Written exercise
Each record must be reproduced exactly as it is shown.

[Stored data entries]
★ ★ ★ ★

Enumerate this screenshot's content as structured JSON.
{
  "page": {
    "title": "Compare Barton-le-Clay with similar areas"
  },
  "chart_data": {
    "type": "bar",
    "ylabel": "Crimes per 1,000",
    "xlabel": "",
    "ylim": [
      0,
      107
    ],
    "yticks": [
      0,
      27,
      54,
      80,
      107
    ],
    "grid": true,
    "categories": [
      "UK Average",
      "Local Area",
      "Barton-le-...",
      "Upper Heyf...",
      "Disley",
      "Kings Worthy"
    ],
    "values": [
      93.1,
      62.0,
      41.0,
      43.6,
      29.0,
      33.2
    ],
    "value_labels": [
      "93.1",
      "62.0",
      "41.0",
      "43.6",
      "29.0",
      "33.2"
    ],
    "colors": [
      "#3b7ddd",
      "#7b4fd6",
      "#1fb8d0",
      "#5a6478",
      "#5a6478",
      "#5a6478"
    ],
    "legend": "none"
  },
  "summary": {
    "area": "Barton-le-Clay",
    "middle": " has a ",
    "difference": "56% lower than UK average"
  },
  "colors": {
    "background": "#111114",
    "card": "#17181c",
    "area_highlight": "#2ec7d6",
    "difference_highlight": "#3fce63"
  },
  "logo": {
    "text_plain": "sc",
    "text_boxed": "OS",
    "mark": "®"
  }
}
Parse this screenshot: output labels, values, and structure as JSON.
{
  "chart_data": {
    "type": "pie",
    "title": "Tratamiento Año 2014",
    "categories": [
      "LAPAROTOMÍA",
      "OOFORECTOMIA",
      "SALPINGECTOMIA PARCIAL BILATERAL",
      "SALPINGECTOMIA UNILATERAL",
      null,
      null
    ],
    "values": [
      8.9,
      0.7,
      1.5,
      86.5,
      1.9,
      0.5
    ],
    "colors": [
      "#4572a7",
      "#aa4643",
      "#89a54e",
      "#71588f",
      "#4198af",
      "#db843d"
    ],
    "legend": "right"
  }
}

★ ★ ★ ★

Output for this task
Enumerate this screenshot's content as structured JSON.
{
  "page": {
    "title": "Compare Barton-le-Clay with similar areas"
  },
  "chart_data": {
    "type": "bar",
    "ylabel": "Crimes per 1,000",
    "xlabel": "",
    "ylim": [
      0,
      107
    ],
    "yticks": [
      0,
      27,
      54,
      80,
      107
    ],
    "grid": true,
    "categories": [
      "UK Average",
      "Local Area",
      "Barton-le-...",
      "Upper Heyf...",
      "Disley",
      "Kings Worthy"
    ],
    "values": [
      93.1,
      62.0,
      41.0,
      43.6,
      29.0,
      33.2
    ],
    "value_labels": [
      "93.1",
      "62.0",
      "41.0",
      "43.6",
      "29.0",
      "33.2"
    ],
    "colors": [
      "#3b7ddd",
      "#7b4fd6",
      "#1fb8d0",
      "#5a6478",
      "#5a6478",
      "#5a6478"
    ],
    "legend": "none"
  },
  "summary": {
    "area": "Barton-le-Clay",
    "middle": " has a ",
    "difference": "56% lower than UK average"
  },
  "colors": {
    "background": "#111114",
    "card": "#17181c",
    "area_highlight": "#2ec7d6",
    "difference_highlight": "#3fce63"
  },
  "logo": {
    "text_plain": "sc",
    "text_boxed": "OS",
    "mark": "®"
  }
}
Parse this screenshot: output labels, values, and structure as JSON.
{
  "chart_data": {
    "type": "pie",
    "title": "Tratamiento Año 2014",
    "categories": [
      "LAPAROTOMÍA",
      "OOFORECTOMIA",
      "SALPINGECTOMIA PARCIAL BILATERAL",
      "SALPINGECTOMIA UNILATERAL",
      null,
      null
    ],
    "values": [
      8.9,
      0.7,
      1.5,
      86.5,
      1.9,
      0.5
    ],
    "colors": [
      "#4572a7",
      "#aa4643",
      "#89a54e",
      "#71588f",
      "#4198af",
      "#db843d"
    ],
    "legend": "right"
  }
}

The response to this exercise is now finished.